- **REQUIRED TASK**:
Quote every line of the listing below word for word, changing nothing.

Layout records
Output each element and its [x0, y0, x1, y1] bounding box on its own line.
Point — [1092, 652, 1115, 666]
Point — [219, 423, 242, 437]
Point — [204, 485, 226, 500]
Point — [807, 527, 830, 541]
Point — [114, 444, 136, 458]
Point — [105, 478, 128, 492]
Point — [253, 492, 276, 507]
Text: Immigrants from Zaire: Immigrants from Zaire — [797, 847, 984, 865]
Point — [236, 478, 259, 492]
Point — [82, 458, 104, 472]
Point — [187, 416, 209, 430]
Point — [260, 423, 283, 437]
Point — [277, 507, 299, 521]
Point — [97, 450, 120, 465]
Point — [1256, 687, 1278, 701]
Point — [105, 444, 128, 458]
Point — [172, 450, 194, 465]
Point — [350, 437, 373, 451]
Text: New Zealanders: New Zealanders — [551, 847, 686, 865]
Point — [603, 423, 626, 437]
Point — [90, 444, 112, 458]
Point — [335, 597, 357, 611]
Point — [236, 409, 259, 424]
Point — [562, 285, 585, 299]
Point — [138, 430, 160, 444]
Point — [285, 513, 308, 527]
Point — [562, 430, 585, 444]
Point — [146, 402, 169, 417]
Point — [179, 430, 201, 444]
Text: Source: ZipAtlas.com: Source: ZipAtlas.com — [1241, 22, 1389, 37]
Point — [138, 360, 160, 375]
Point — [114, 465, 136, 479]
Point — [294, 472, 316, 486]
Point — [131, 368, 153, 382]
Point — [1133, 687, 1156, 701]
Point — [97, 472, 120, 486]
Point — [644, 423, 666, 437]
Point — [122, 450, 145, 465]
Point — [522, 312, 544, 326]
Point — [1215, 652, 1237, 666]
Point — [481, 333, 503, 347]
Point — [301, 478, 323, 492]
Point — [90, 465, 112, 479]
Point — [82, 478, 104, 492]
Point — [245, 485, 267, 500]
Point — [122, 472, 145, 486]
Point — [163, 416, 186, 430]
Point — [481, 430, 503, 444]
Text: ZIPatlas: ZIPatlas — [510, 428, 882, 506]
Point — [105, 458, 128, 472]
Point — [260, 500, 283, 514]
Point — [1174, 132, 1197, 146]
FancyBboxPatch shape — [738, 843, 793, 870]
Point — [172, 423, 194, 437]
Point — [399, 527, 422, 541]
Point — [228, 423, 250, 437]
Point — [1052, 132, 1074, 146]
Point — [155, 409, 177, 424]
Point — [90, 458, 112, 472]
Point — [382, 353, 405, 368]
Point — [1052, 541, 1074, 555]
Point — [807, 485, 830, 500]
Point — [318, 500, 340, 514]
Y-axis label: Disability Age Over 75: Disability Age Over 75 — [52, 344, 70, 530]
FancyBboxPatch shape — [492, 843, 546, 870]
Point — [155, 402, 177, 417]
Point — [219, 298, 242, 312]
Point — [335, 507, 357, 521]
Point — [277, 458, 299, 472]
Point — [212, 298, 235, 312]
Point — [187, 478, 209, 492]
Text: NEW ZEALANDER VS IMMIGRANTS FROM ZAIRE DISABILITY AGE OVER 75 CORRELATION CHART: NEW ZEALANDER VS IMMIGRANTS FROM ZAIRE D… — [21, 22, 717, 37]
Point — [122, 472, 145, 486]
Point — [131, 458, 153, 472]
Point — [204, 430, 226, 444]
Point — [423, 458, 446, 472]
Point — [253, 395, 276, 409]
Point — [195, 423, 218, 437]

- **EXERCISE RESPONSE**:
Output each element and its [x0, y0, x1, y1] bounding box on its own line.
Point — [1092, 652, 1115, 666]
Point — [219, 423, 242, 437]
Point — [204, 485, 226, 500]
Point — [807, 527, 830, 541]
Point — [114, 444, 136, 458]
Point — [105, 478, 128, 492]
Point — [253, 492, 276, 507]
Text: Immigrants from Zaire: Immigrants from Zaire — [797, 847, 984, 865]
Point — [236, 478, 259, 492]
Point — [82, 458, 104, 472]
Point — [187, 416, 209, 430]
Point — [260, 423, 283, 437]
Point — [277, 507, 299, 521]
Point — [97, 450, 120, 465]
Point — [1256, 687, 1278, 701]
Point — [105, 444, 128, 458]
Point — [172, 450, 194, 465]
Point — [350, 437, 373, 451]
Text: New Zealanders: New Zealanders — [551, 847, 686, 865]
Point — [603, 423, 626, 437]
Point — [90, 444, 112, 458]
Point — [335, 597, 357, 611]
Point — [236, 409, 259, 424]
Point — [562, 285, 585, 299]
Point — [138, 430, 160, 444]
Point — [285, 513, 308, 527]
Point — [562, 430, 585, 444]
Point — [146, 402, 169, 417]
Point — [179, 430, 201, 444]
Text: Source: ZipAtlas.com: Source: ZipAtlas.com — [1241, 22, 1389, 37]
Point — [138, 360, 160, 375]
Point — [114, 465, 136, 479]
Point — [294, 472, 316, 486]
Point — [131, 368, 153, 382]
Point — [1133, 687, 1156, 701]
Point — [97, 472, 120, 486]
Point — [644, 423, 666, 437]
Point — [122, 450, 145, 465]
Point — [522, 312, 544, 326]
Point — [1215, 652, 1237, 666]
Point — [481, 333, 503, 347]
Point — [301, 478, 323, 492]
Point — [90, 465, 112, 479]
Point — [82, 478, 104, 492]
Point — [245, 485, 267, 500]
Point — [122, 472, 145, 486]
Point — [163, 416, 186, 430]
Point — [481, 430, 503, 444]
Text: ZIPatlas: ZIPatlas — [510, 428, 882, 506]
Point — [105, 458, 128, 472]
Point — [260, 500, 283, 514]
Point — [1174, 132, 1197, 146]
FancyBboxPatch shape — [738, 843, 793, 870]
Point — [172, 423, 194, 437]
Point — [399, 527, 422, 541]
Point — [228, 423, 250, 437]
Point — [1052, 132, 1074, 146]
Point — [155, 409, 177, 424]
Point — [90, 458, 112, 472]
Point — [382, 353, 405, 368]
Point — [1052, 541, 1074, 555]
Point — [807, 485, 830, 500]
Point — [318, 500, 340, 514]
Y-axis label: Disability Age Over 75: Disability Age Over 75 — [52, 344, 70, 530]
FancyBboxPatch shape — [492, 843, 546, 870]
Point — [155, 402, 177, 417]
Point — [219, 298, 242, 312]
Point — [335, 507, 357, 521]
Point — [277, 458, 299, 472]
Point — [212, 298, 235, 312]
Point — [187, 478, 209, 492]
Text: NEW ZEALANDER VS IMMIGRANTS FROM ZAIRE DISABILITY AGE OVER 75 CORRELATION CHART: NEW ZEALANDER VS IMMIGRANTS FROM ZAIRE D… — [21, 22, 717, 37]
Point — [122, 472, 145, 486]
Point — [131, 458, 153, 472]
Point — [204, 430, 226, 444]
Point — [423, 458, 446, 472]
Point — [253, 395, 276, 409]
Point — [195, 423, 218, 437]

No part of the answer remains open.